AIM OF THE EXERCISE ▸ Write out the full set of records exactly. Any pictures in them do not belong in the copy.

☆ ☆ ☆

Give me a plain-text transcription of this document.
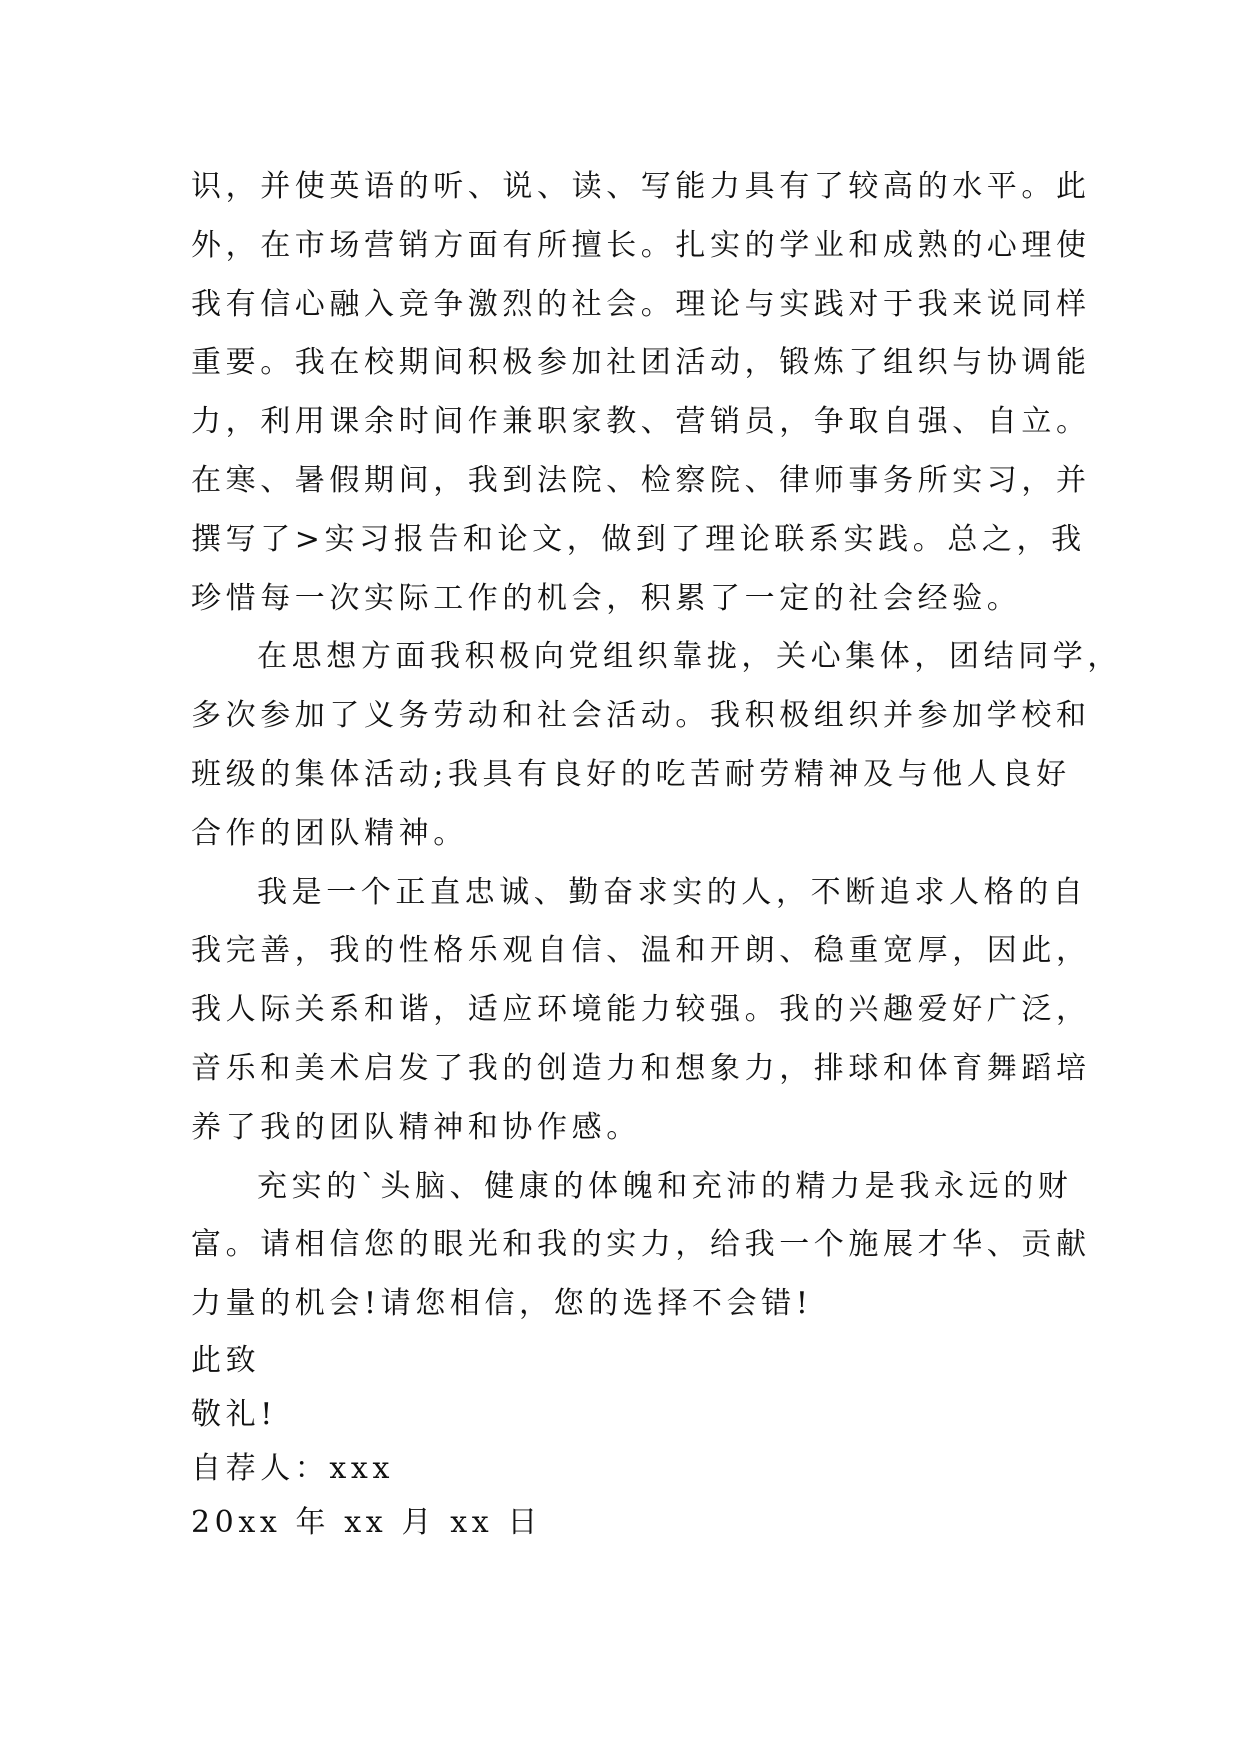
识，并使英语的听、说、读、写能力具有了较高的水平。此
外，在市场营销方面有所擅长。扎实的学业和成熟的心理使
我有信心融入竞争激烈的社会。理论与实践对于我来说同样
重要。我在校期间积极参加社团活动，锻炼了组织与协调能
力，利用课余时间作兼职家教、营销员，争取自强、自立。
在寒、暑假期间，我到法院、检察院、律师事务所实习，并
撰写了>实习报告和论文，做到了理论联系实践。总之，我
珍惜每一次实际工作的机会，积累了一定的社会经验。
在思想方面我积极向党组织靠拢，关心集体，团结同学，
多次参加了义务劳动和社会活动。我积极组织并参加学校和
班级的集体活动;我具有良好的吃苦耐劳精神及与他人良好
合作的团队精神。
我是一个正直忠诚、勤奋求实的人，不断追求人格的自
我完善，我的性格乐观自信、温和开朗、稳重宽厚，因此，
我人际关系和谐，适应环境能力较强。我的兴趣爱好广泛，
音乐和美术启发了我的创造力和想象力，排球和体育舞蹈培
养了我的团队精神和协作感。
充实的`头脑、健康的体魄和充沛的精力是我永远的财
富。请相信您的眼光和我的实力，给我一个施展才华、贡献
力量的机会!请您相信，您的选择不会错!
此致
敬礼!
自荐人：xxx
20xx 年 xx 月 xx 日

☆ ☆ ☆

RESPONSE TO THE TASK ▸
Give me a plain-text transcription of this document.
识，并使英语的听、说、读、写能力具有了较高的水平。此
外，在市场营销方面有所擅长。扎实的学业和成熟的心理使
我有信心融入竞争激烈的社会。理论与实践对于我来说同样
重要。我在校期间积极参加社团活动，锻炼了组织与协调能
力，利用课余时间作兼职家教、营销员，争取自强、自立。
在寒、暑假期间，我到法院、检察院、律师事务所实习，并
撰写了>实习报告和论文，做到了理论联系实践。总之，我
珍惜每一次实际工作的机会，积累了一定的社会经验。
在思想方面我积极向党组织靠拢，关心集体，团结同学，
多次参加了义务劳动和社会活动。我积极组织并参加学校和
班级的集体活动;我具有良好的吃苦耐劳精神及与他人良好
合作的团队精神。
我是一个正直忠诚、勤奋求实的人，不断追求人格的自
我完善，我的性格乐观自信、温和开朗、稳重宽厚，因此，
我人际关系和谐，适应环境能力较强。我的兴趣爱好广泛，
音乐和美术启发了我的创造力和想象力，排球和体育舞蹈培
养了我的团队精神和协作感。
充实的`头脑、健康的体魄和充沛的精力是我永远的财
富。请相信您的眼光和我的实力，给我一个施展才华、贡献
力量的机会!请您相信，您的选择不会错!
此致
敬礼!
自荐人：xxx
20xx 年 xx 月 xx 日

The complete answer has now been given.